PROBLEM REQUIREMENTS —
From the entries below, extract every line that includes the word "value".

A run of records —
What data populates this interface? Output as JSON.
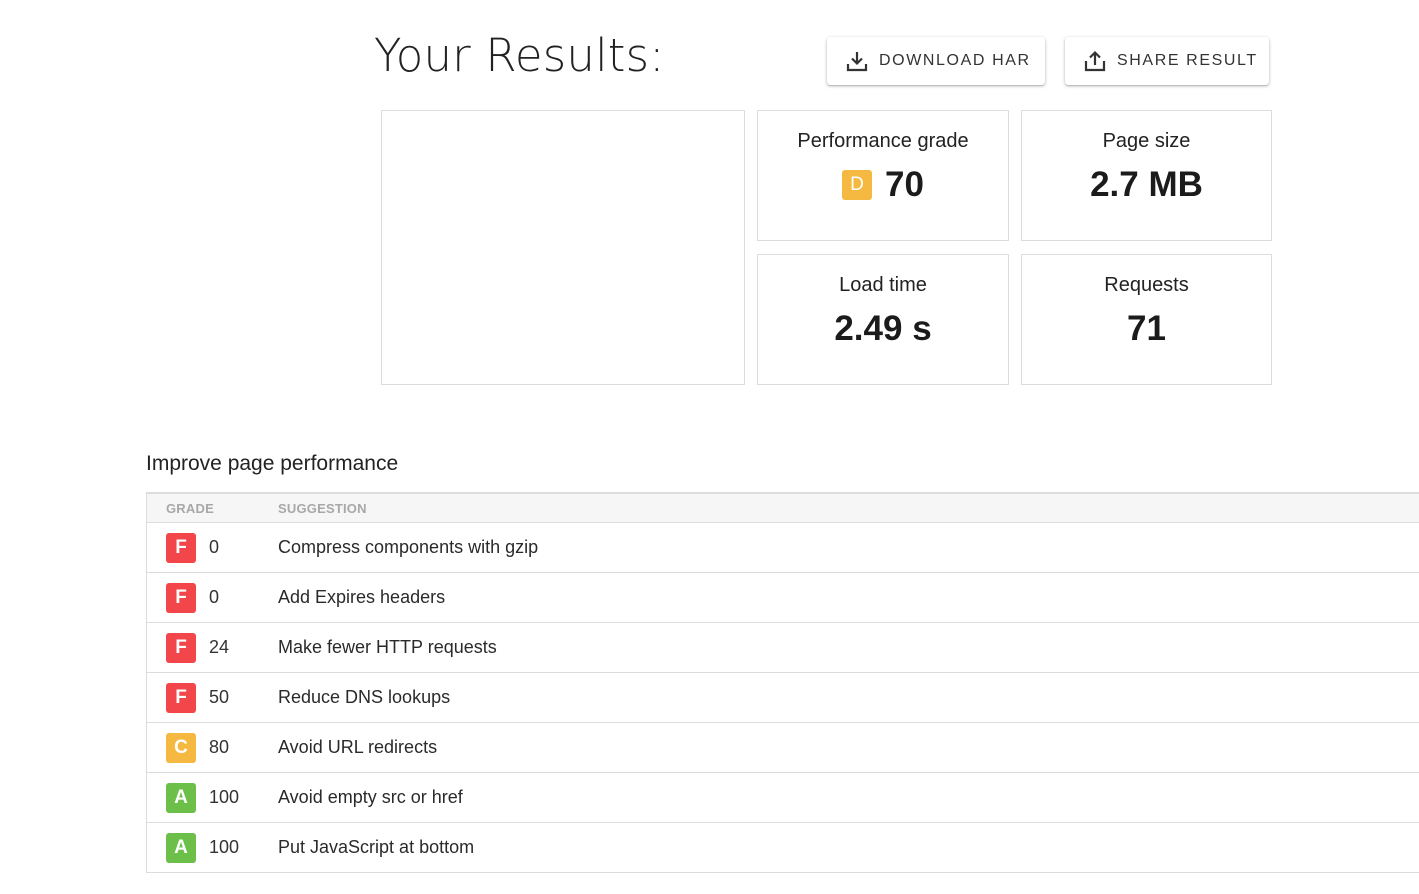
{
  "header": {
    "title": "Your Results:",
    "download_label": "DOWNLOAD HAR",
    "share_label": "SHARE RESULT"
  },
  "metrics": {
    "performance_grade": {
      "label": "Performance grade",
      "letter": "D",
      "value": "70",
      "color": "#f5b941"
    },
    "page_size": {
      "label": "Page size",
      "value": "2.7 MB"
    },
    "load_time": {
      "label": "Load time",
      "value": "2.49 s"
    },
    "requests": {
      "label": "Requests",
      "value": "71"
    }
  },
  "improve": {
    "title": "Improve page performance",
    "columns": {
      "grade": "GRADE",
      "suggestion": "SUGGESTION"
    },
    "rows": [
      {
        "grade": "F",
        "score": "0",
        "suggestion": "Compress components with gzip",
        "color": "#f2464a"
      },
      {
        "grade": "F",
        "score": "0",
        "suggestion": "Add Expires headers",
        "color": "#f2464a"
      },
      {
        "grade": "F",
        "score": "24",
        "suggestion": "Make fewer HTTP requests",
        "color": "#f2464a"
      },
      {
        "grade": "F",
        "score": "50",
        "suggestion": "Reduce DNS lookups",
        "color": "#f2464a"
      },
      {
        "grade": "C",
        "score": "80",
        "suggestion": "Avoid URL redirects",
        "color": "#f5b941"
      },
      {
        "grade": "A",
        "score": "100",
        "suggestion": "Avoid empty src or href",
        "color": "#6cc04a"
      },
      {
        "grade": "A",
        "score": "100",
        "suggestion": "Put JavaScript at bottom",
        "color": "#6cc04a"
      }
    ]
  }
}
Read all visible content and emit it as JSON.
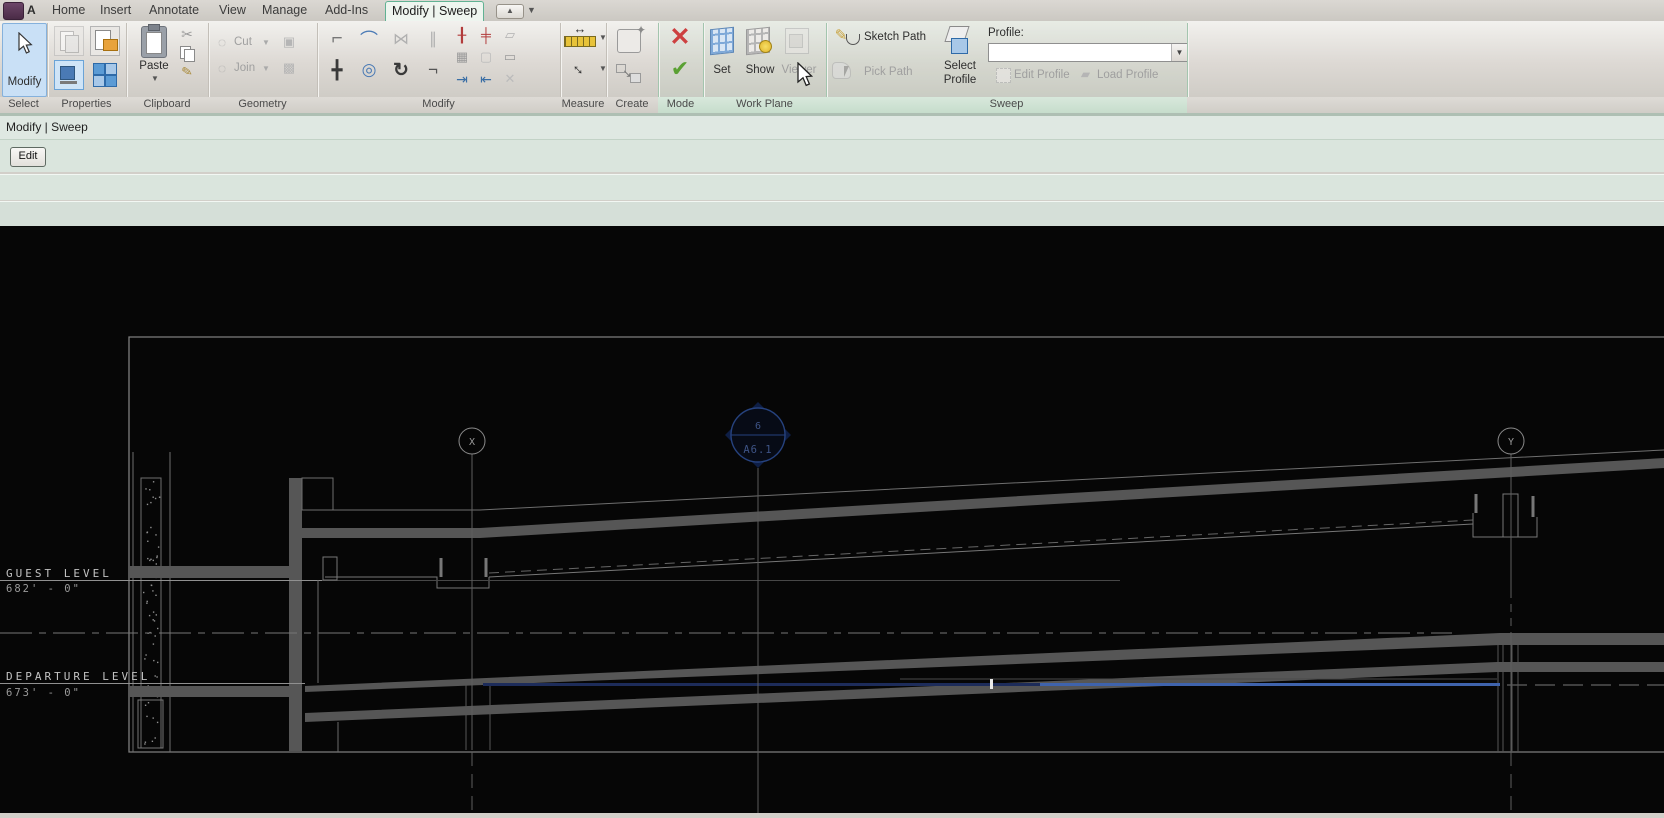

FINAL ANSWER —
      "value": "70",
      "value": "2.7 MB"
      "value": "2.49 s"
      "value": "71"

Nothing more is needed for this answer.